• _WRITTEN INSTRUCTION_: Return each line of the data below verbatim; pictures are to be left out.

[Dataset items]
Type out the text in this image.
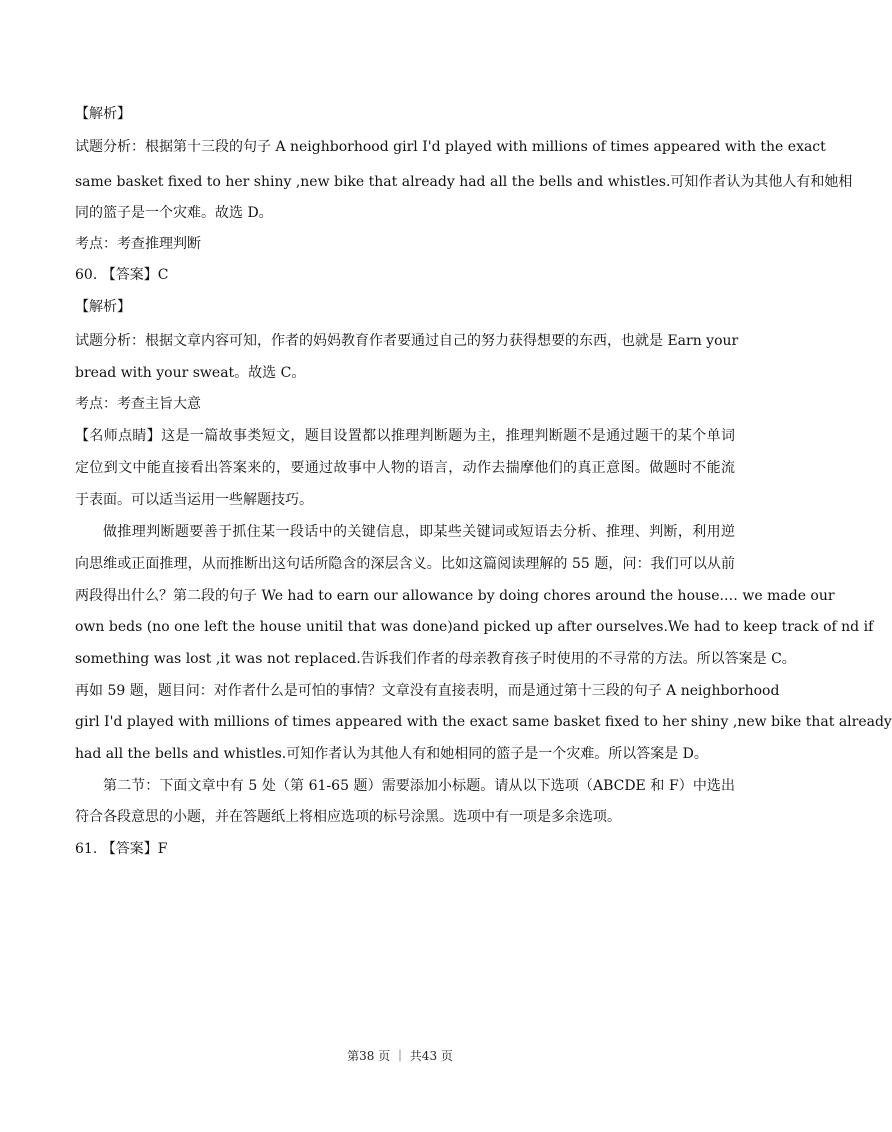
【解析】
试题分析：根据第十三段的句子 A neighborhood girl I'd played with millions of times appeared with the exact
same basket fixed to her shiny ,new bike that already had all the bells and whistles.可知作者认为其他人有和她相
同的篮子是一个灾难。故选 D。
考点：考查推理判断
60. 【答案】C
【解析】
试题分析：根据文章内容可知，作者的妈妈教育作者要通过自己的努力获得想要的东西，也就是 Earn your
bread with your sweat。故选 C。
考点：考查主旨大意
【名师点睛】这是一篇故事类短文，题目设置都以推理判断题为主，推理判断题不是通过题干的某个单词
定位到文中能直接看出答案来的，要通过故事中人物的语言，动作去揣摩他们的真正意图。做题时不能流
于表面。可以适当运用一些解题技巧。
做推理判断题要善于抓住某一段话中的关键信息，即某些关键词或短语去分析、推理、判断，利用逆
向思维或正面推理，从而推断出这句话所隐含的深层含义。比如这篇阅读理解的 55 题，问：我们可以从前
两段得出什么？第二段的句子 We had to earn our allowance by doing chores around the house.… we made our
own beds (no one left the house unitil that was done)and picked up after ourselves.We had to keep track of nd if
something was lost ,it was not replaced.告诉我们作者的母亲教育孩子时使用的不寻常的方法。所以答案是 C。
再如 59 题，题目问：对作者什么是可怕的事情？文章没有直接表明，而是通过第十三段的句子 A neighborhood
girl I'd played with millions of times appeared with the exact same basket fixed to her shiny ,new bike that already
had all the bells and whistles.可知作者认为其他人有和她相同的篮子是一个灾难。所以答案是 D。
第二节：下面文章中有 5 处（第 61-65 题）需要添加小标题。请从以下选项（ABCDE 和 F）中选出
符合各段意思的小题，并在答题纸上将相应选项的标号涂黑。选项中有一项是多余选项。
61. 【答案】F
第38 页 ｜ 共43 页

• _TASK ANSWER_:
Type out the text in this image.
【解析】
试题分析：根据第十三段的句子 A neighborhood girl I'd played with millions of times appeared with the exact
same basket fixed to her shiny ,new bike that already had all the bells and whistles.可知作者认为其他人有和她相
同的篮子是一个灾难。故选 D。
考点：考查推理判断
60. 【答案】C
【解析】
试题分析：根据文章内容可知，作者的妈妈教育作者要通过自己的努力获得想要的东西，也就是 Earn your
bread with your sweat。故选 C。
考点：考查主旨大意
【名师点睛】这是一篇故事类短文，题目设置都以推理判断题为主，推理判断题不是通过题干的某个单词
定位到文中能直接看出答案来的，要通过故事中人物的语言，动作去揣摩他们的真正意图。做题时不能流
于表面。可以适当运用一些解题技巧。
做推理判断题要善于抓住某一段话中的关键信息，即某些关键词或短语去分析、推理、判断，利用逆
向思维或正面推理，从而推断出这句话所隐含的深层含义。比如这篇阅读理解的 55 题，问：我们可以从前
两段得出什么？第二段的句子 We had to earn our allowance by doing chores around the house.… we made our
own beds (no one left the house unitil that was done)and picked up after ourselves.We had to keep track of nd if
something was lost ,it was not replaced.告诉我们作者的母亲教育孩子时使用的不寻常的方法。所以答案是 C。
再如 59 题，题目问：对作者什么是可怕的事情？文章没有直接表明，而是通过第十三段的句子 A neighborhood
girl I'd played with millions of times appeared with the exact same basket fixed to her shiny ,new bike that already
had all the bells and whistles.可知作者认为其他人有和她相同的篮子是一个灾难。所以答案是 D。
第二节：下面文章中有 5 处（第 61-65 题）需要添加小标题。请从以下选项（ABCDE 和 F）中选出
符合各段意思的小题，并在答题纸上将相应选项的标号涂黑。选项中有一项是多余选项。
61. 【答案】F
第38 页 ｜ 共43 页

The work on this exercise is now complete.